> **Excerpted text**
At this stage, a lot of the theoretical ground has been cleared, although I have necessarily expressed it in rather sketchy form. What remains, and what Dardot and Laval do in the final section of the book, is to come up with some detailed proposals and to explain how their understanding of the common can help us see, not simply the way towards isolated, local or short-lived social experiments but a real, widespread and durable transformation of our modes of social, economic and political organization by and around the common." (


"What I want to do now is focus on the nine key political propositions about how to build the common to which their thought leads them. I have inevitably had to condense their writings and leave out many of their key references but have done my best to convey the spirit of what they propose faithfully.

Proposition 1: it is necessary to construct a politics of the common: Although the politics of the common builds on the tradition of 19th century socialist associationism and 20th century workers’ councils, it can no longer simply be thought in an artisanal context or in that of the industrial workplace. Nor will it emerge from some sort of encirclement of capitalism from the outside, nor from some mass desertion. There can be no politics of the common without a rethinking of property rights concerning the land, capital and intellectual ownership. Rights of use rather than rights of property must be the juridical axis for the transformation of society. It is necessary to find the correct form for the common production of society by creating institutions of self-government (whose role will be the production of the common) in all its sectors. It must not be thought, however, that the existence of a common principle will simply abolish the distinction between different socio-economic, public or private, or political spheres. To prevent public deliberation being captured by the interests of any one socio-professional category, the sphere of production and exchange must be completely reorganized around the self-government of the commons. Each commons must also take account of all the ‘externalities’ of its activity so that the its governance includes the users and citizens concerned by the activity. The socio-economic arena thus becomes schooled in co-decision taking.

Proposition 2: we must mobilise rights of use to challenge property rights. Historically, the articulation between the socio-economic and the public has been constituted by the double principle, coming from Roman law, of dominium (exclusive private property) and imperium (the overarching power of the sovereign). The politics of the common must challenge this double absolutism. Traditional ownership rights grant owners completely free use of their property and therefore imply no accountability before others. In contrast, the user of what is in common is tied to the other users by the co-production of the rules that govern the common use.

> **Required actions**
1. Answer these questions from the excerpt on the politics of the common:
(a) How many key political propositions does the writer say Dardot and Laval's thought leads them to?
(b) According to Proposition 1, what must be the juridical axis for the transformation of society?
(c) Which two principles from Roman law does Proposition 2 name?
2. Carry on the excerpt on the politics of the common, starting right after its final sentence.
The data that follows is not needed for anything here.

> **Information provided**

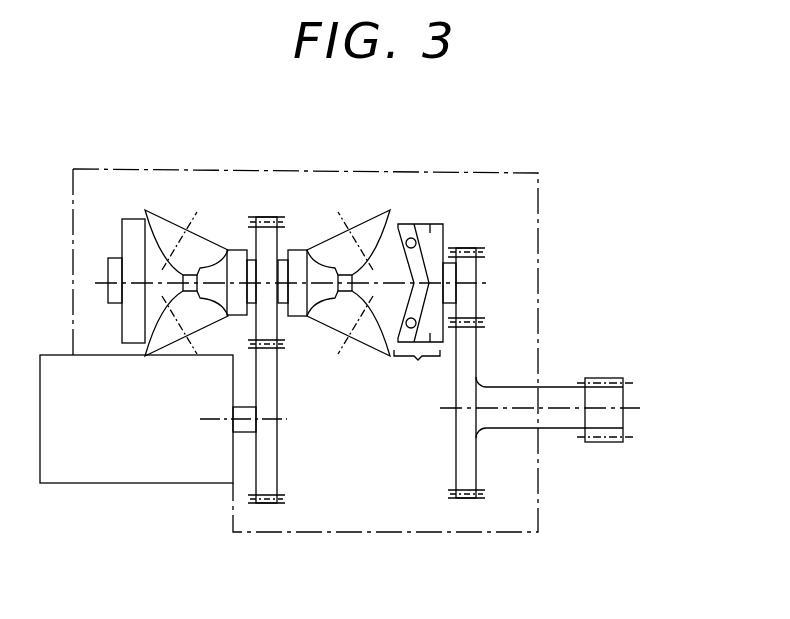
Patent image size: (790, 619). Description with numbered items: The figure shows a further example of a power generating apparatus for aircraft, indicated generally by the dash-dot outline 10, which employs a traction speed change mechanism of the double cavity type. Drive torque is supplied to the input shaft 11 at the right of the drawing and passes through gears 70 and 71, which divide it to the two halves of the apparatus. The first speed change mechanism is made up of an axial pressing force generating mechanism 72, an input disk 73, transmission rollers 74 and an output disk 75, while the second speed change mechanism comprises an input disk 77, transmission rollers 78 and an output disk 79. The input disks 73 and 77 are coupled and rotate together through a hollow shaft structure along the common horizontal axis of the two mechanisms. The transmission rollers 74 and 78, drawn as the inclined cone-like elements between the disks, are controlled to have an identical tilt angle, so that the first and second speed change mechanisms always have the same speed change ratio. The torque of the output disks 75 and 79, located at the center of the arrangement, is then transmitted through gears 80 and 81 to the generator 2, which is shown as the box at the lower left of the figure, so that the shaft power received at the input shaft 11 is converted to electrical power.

> **Task-by-task results**
1.
(a) Nine.
(b) Rights of use rather than rights of property.
(c) Dominium (exclusive private property) and imperium (the overarching power of the sovereign).

2.
It might seem that capitalism itself is moving away from traditional models of property attached to physical things as it moves increasingly towards the provision of services, rather than the selling of goods. Instead of buying property, service users increasingly buy access, something that might seem to announce new models of co-use, and a multiplication of types of rights (rights of use, rights to rental revenue, rights to buy and sell different rights). But we are in reality moving to new forms of enclosure that concern time rather than space: the user has to pay as long as (s)he continues to use something. At the same time, corporations retain ownership and control of the networks through which individuals interact. In this situation, the right of co-use is a hollow one entirely dependent on the will of a higher body that is alone empowered to take decisions. To be truly common, use must be decided by collective deliberation. This is very different from the idea that the common is the equivalent of the universal so that a piece of land, say, is available to be used by everybody. For there to be common and not simply shared things, there must be co-activity. Rather than seeking to develop a form of property right that broadens ownership to include everyone, there must be a right of use that can be mobilized against property rights. The care of a common can only be entrusted to those who co-use it and not to states.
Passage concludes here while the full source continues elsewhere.